◆ WHAT THE TASK REQUIRES:
Write out the listing below without alteration, omitting its pictures.

◆ DATA FOR THIS EXERCISE:

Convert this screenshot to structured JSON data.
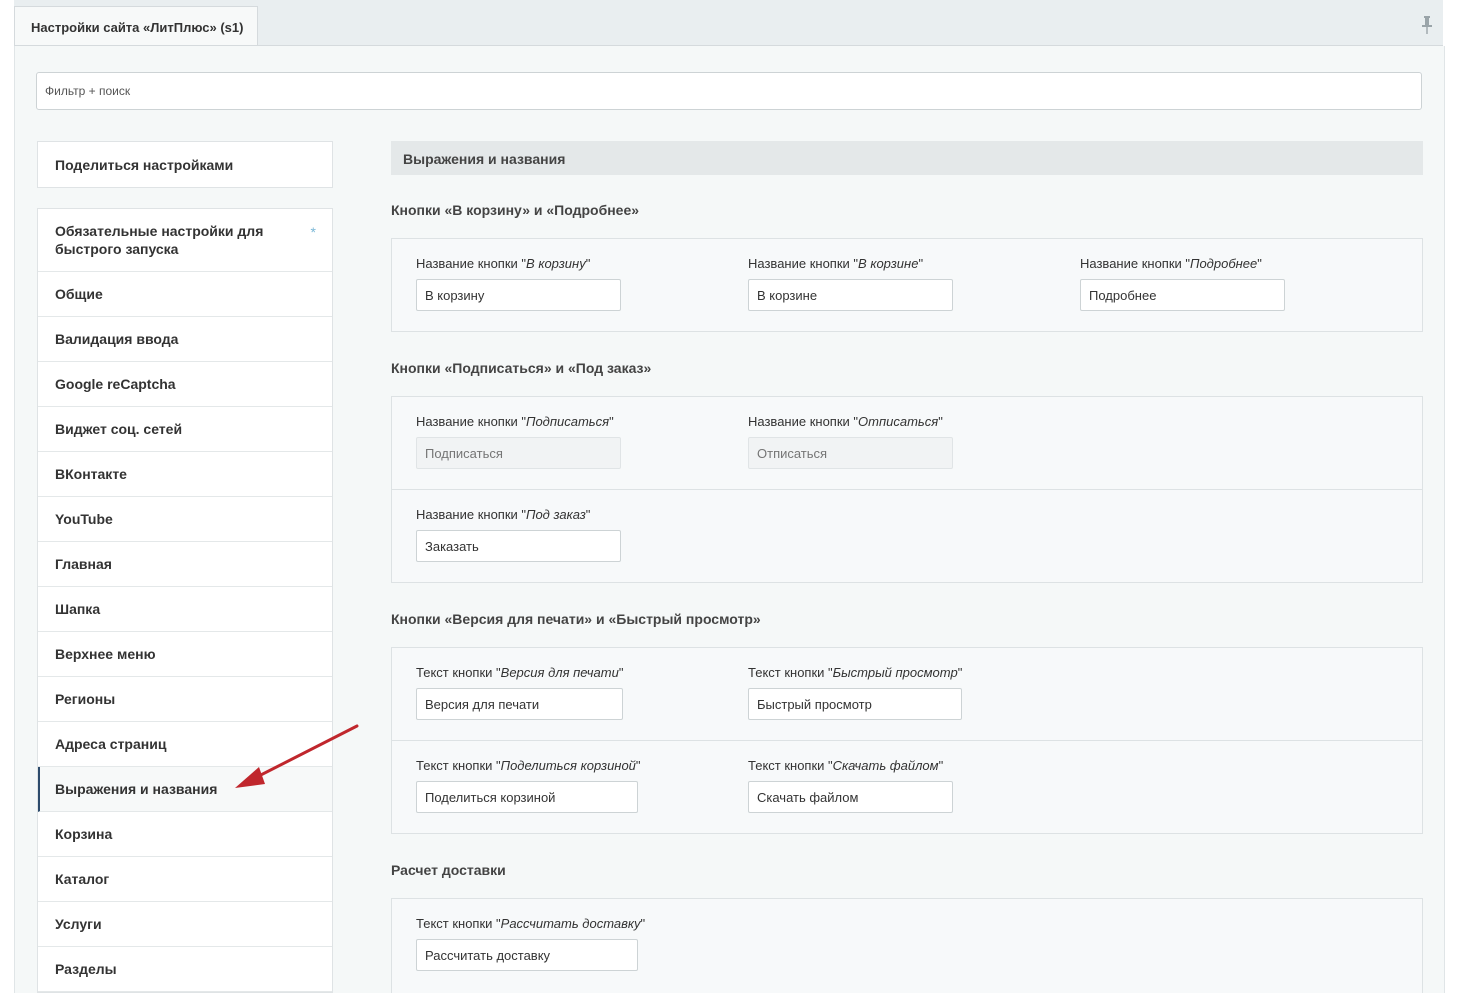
{
  "tab": {
    "title": "Настройки сайта «ЛитПлюс» (s1)"
  },
  "search": {
    "placeholder": "Фильтр + поиск"
  },
  "sidebar": {
    "share_label": "Поделиться настройками",
    "items": [
      {
        "label": "Обязательные настройки для быстрого запуска",
        "star": "*"
      },
      {
        "label": "Общие"
      },
      {
        "label": "Валидация ввода"
      },
      {
        "label": "Google reCaptcha"
      },
      {
        "label": "Виджет соц. сетей"
      },
      {
        "label": "ВКонтакте"
      },
      {
        "label": "YouTube"
      },
      {
        "label": "Главная"
      },
      {
        "label": "Шапка"
      },
      {
        "label": "Верхнее меню"
      },
      {
        "label": "Регионы"
      },
      {
        "label": "Адреса страниц"
      },
      {
        "label": "Выражения и названия",
        "active": true
      },
      {
        "label": "Корзина"
      },
      {
        "label": "Каталог"
      },
      {
        "label": "Услуги"
      },
      {
        "label": "Разделы"
      }
    ]
  },
  "main": {
    "section_title": "Выражения и названия",
    "groups": [
      {
        "title": "Кнопки «В корзину» и «Подробнее»",
        "fields": [
          {
            "prefix": "Название кнопки \"",
            "name": "В корзину",
            "suffix": "\"",
            "value": "В корзину"
          },
          {
            "prefix": "Название кнопки \"",
            "name": "В корзине",
            "suffix": "\"",
            "value": "В корзине"
          },
          {
            "prefix": "Название кнопки \"",
            "name": "Подробнее",
            "suffix": "\"",
            "value": "Подробнее"
          }
        ]
      },
      {
        "title": "Кнопки «Подписаться» и «Под заказ»",
        "fields": [
          {
            "prefix": "Название кнопки \"",
            "name": "Подписаться",
            "suffix": "\"",
            "placeholder": "Подписаться"
          },
          {
            "prefix": "Название кнопки \"",
            "name": "Отписаться",
            "suffix": "\"",
            "placeholder": "Отписаться"
          },
          {
            "prefix": "Название кнопки \"",
            "name": "Под заказ",
            "suffix": "\"",
            "value": "Заказать"
          }
        ]
      },
      {
        "title": "Кнопки «Версия для печати» и «Быстрый просмотр»",
        "fields": [
          {
            "prefix": "Текст кнопки \"",
            "name": "Версия для печати",
            "suffix": "\"",
            "value": "Версия для печати"
          },
          {
            "prefix": "Текст кнопки \"",
            "name": "Быстрый просмотр",
            "suffix": "\"",
            "value": "Быстрый просмотр"
          },
          {
            "prefix": "Текст кнопки \"",
            "name": "Поделиться корзиной",
            "suffix": "\"",
            "value": "Поделиться корзиной"
          },
          {
            "prefix": "Текст кнопки \"",
            "name": "Скачать файлом",
            "suffix": "\"",
            "value": "Скачать файлом"
          }
        ]
      },
      {
        "title": "Расчет доставки",
        "fields": [
          {
            "prefix": "Текст кнопки \"",
            "name": "Рассчитать доставку",
            "suffix": "\"",
            "value": "Рассчитать доставку"
          }
        ]
      }
    ]
  },
  "colors": {
    "arrow": "#c0272d",
    "active_border": "#2d4b6c",
    "star": "#7ab7d6"
  }
}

◆ REPLY:
Convert this screenshot to structured JSON data.
{
  "tab": {
    "title": "Настройки сайта «ЛитПлюс» (s1)"
  },
  "search": {
    "placeholder": "Фильтр + поиск"
  },
  "sidebar": {
    "share_label": "Поделиться настройками",
    "items": [
      {
        "label": "Обязательные настройки для быстрого запуска",
        "star": "*"
      },
      {
        "label": "Общие"
      },
      {
        "label": "Валидация ввода"
      },
      {
        "label": "Google reCaptcha"
      },
      {
        "label": "Виджет соц. сетей"
      },
      {
        "label": "ВКонтакте"
      },
      {
        "label": "YouTube"
      },
      {
        "label": "Главная"
      },
      {
        "label": "Шапка"
      },
      {
        "label": "Верхнее меню"
      },
      {
        "label": "Регионы"
      },
      {
        "label": "Адреса страниц"
      },
      {
        "label": "Выражения и названия",
        "active": true
      },
      {
        "label": "Корзина"
      },
      {
        "label": "Каталог"
      },
      {
        "label": "Услуги"
      },
      {
        "label": "Разделы"
      }
    ]
  },
  "main": {
    "section_title": "Выражения и названия",
    "groups": [
      {
        "title": "Кнопки «В корзину» и «Подробнее»",
        "fields": [
          {
            "prefix": "Название кнопки \"",
            "name": "В корзину",
            "suffix": "\"",
            "value": "В корзину"
          },
          {
            "prefix": "Название кнопки \"",
            "name": "В корзине",
            "suffix": "\"",
            "value": "В корзине"
          },
          {
            "prefix": "Название кнопки \"",
            "name": "Подробнее",
            "suffix": "\"",
            "value": "Подробнее"
          }
        ]
      },
      {
        "title": "Кнопки «Подписаться» и «Под заказ»",
        "fields": [
          {
            "prefix": "Название кнопки \"",
            "name": "Подписаться",
            "suffix": "\"",
            "placeholder": "Подписаться"
          },
          {
            "prefix": "Название кнопки \"",
            "name": "Отписаться",
            "suffix": "\"",
            "placeholder": "Отписаться"
          },
          {
            "prefix": "Название кнопки \"",
            "name": "Под заказ",
            "suffix": "\"",
            "value": "Заказать"
          }
        ]
      },
      {
        "title": "Кнопки «Версия для печати» и «Быстрый просмотр»",
        "fields": [
          {
            "prefix": "Текст кнопки \"",
            "name": "Версия для печати",
            "suffix": "\"",
            "value": "Версия для печати"
          },
          {
            "prefix": "Текст кнопки \"",
            "name": "Быстрый просмотр",
            "suffix": "\"",
            "value": "Быстрый просмотр"
          },
          {
            "prefix": "Текст кнопки \"",
            "name": "Поделиться корзиной",
            "suffix": "\"",
            "value": "Поделиться корзиной"
          },
          {
            "prefix": "Текст кнопки \"",
            "name": "Скачать файлом",
            "suffix": "\"",
            "value": "Скачать файлом"
          }
        ]
      },
      {
        "title": "Расчет доставки",
        "fields": [
          {
            "prefix": "Текст кнопки \"",
            "name": "Рассчитать доставку",
            "suffix": "\"",
            "value": "Рассчитать доставку"
          }
        ]
      }
    ]
  },
  "colors": {
    "arrow": "#c0272d",
    "active_border": "#2d4b6c",
    "star": "#7ab7d6"
  }
}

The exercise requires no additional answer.